_Data records_.
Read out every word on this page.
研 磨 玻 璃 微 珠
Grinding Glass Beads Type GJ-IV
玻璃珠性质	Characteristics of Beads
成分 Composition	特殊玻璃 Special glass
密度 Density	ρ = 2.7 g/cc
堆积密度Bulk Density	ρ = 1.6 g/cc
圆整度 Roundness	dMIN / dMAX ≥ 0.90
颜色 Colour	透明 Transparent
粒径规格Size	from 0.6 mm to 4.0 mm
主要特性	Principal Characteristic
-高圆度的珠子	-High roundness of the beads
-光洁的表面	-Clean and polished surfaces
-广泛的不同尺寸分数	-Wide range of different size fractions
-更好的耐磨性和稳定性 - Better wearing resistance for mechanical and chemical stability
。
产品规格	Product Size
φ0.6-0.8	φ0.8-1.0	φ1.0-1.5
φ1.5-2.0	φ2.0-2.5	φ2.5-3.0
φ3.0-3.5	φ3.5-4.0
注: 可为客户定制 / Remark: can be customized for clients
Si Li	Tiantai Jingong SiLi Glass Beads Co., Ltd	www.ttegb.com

--

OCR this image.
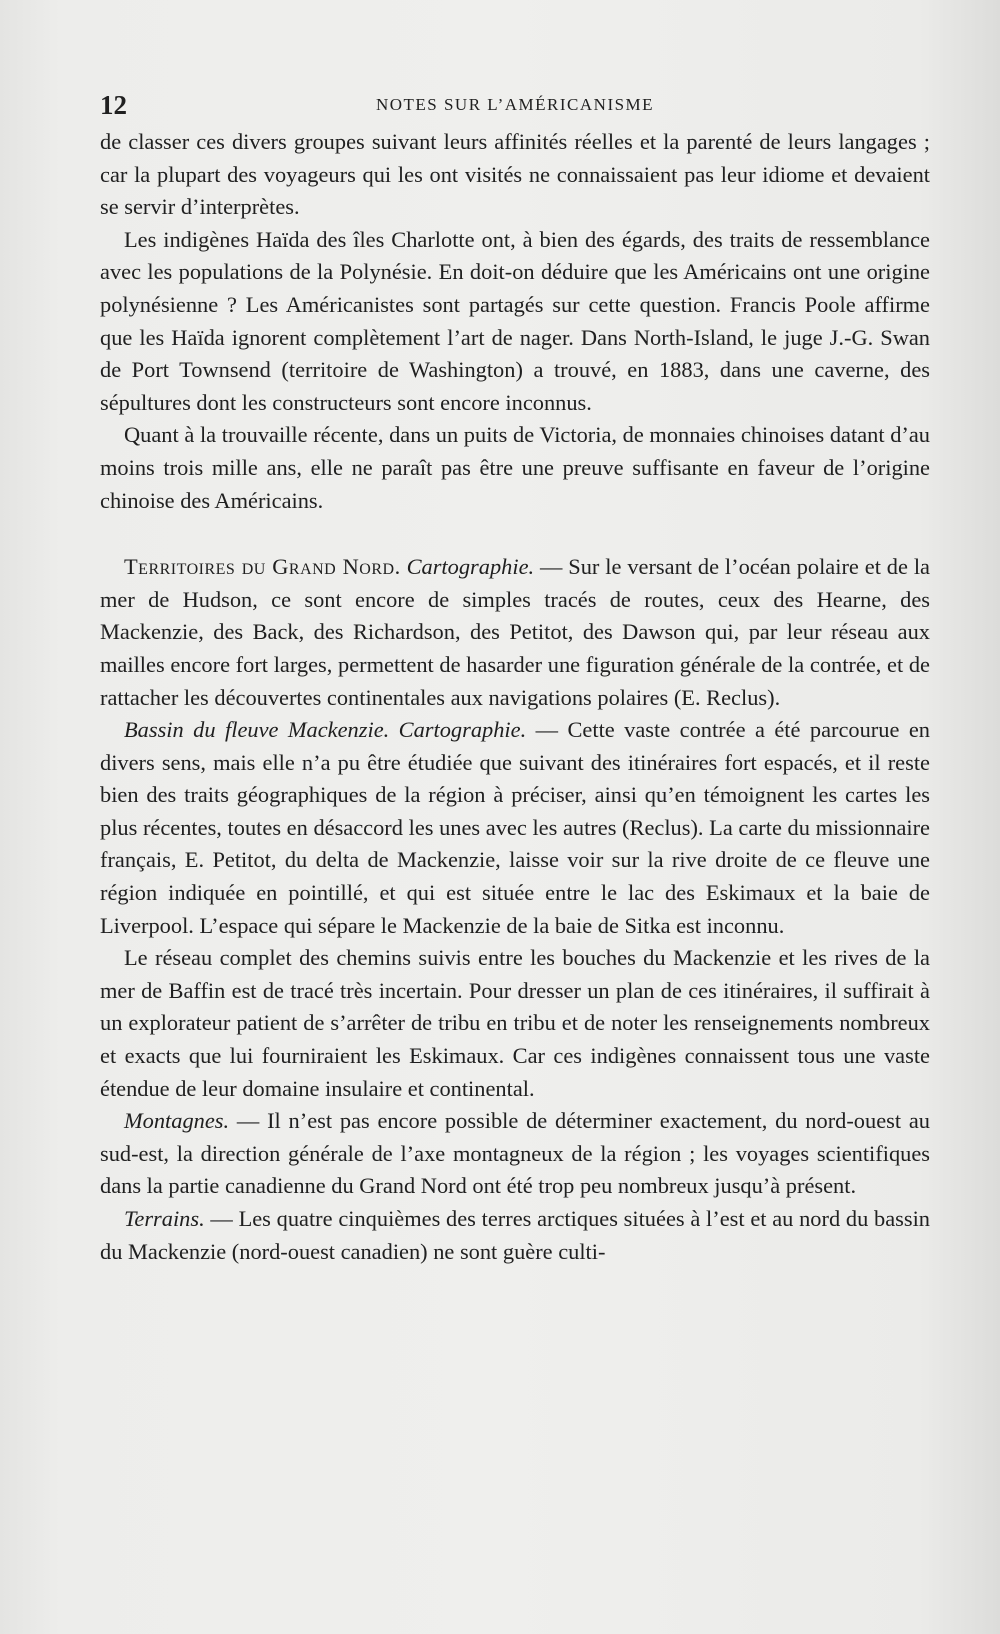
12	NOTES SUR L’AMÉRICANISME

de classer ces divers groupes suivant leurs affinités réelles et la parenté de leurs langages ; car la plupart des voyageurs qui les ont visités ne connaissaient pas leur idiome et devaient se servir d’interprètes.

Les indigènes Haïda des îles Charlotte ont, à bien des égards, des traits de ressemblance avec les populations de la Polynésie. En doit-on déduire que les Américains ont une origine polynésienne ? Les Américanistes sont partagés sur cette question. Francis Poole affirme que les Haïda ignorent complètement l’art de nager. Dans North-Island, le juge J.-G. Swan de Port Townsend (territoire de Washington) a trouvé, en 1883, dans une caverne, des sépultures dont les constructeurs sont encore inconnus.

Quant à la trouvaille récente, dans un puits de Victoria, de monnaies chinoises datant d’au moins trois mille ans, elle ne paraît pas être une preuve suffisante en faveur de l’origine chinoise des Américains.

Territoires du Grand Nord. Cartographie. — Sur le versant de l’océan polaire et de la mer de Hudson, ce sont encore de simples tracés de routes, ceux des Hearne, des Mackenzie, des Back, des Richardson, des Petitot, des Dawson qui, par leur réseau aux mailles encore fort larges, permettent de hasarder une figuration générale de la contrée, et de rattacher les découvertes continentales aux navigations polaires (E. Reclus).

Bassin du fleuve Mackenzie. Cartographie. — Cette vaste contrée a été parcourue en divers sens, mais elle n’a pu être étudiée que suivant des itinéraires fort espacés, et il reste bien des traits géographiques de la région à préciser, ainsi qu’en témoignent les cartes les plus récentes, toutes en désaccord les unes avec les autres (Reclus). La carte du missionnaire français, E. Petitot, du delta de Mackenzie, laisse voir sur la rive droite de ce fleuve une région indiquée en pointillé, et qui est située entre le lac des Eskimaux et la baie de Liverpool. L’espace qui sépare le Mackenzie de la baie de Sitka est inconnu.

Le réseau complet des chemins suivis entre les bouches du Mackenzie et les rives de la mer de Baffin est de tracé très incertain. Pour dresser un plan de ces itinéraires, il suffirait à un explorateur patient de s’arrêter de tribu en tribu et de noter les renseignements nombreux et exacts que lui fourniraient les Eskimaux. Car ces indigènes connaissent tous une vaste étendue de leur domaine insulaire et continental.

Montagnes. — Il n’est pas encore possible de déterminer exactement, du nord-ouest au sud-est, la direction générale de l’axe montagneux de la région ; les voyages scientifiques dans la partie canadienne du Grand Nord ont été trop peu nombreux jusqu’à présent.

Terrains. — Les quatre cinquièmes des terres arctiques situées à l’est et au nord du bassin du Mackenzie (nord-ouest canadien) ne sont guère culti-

_Your objective_. The lines to collect are those holding the string "ouest"; copy them all.

_Complete response_.
Montagnes. — Il n’est pas encore possible de déterminer exactement, du nord-ouest au sud-est, la direction générale de l’axe montagneux de la région ; les voyages scientifiques dans la partie canadienne du Grand Nord ont été trop peu nombreux jusqu’à présent.
Terrains. — Les quatre cinquièmes des terres arctiques situées à l’est et au nord du bassin du Mackenzie (nord-ouest canadien) ne sont guère culti-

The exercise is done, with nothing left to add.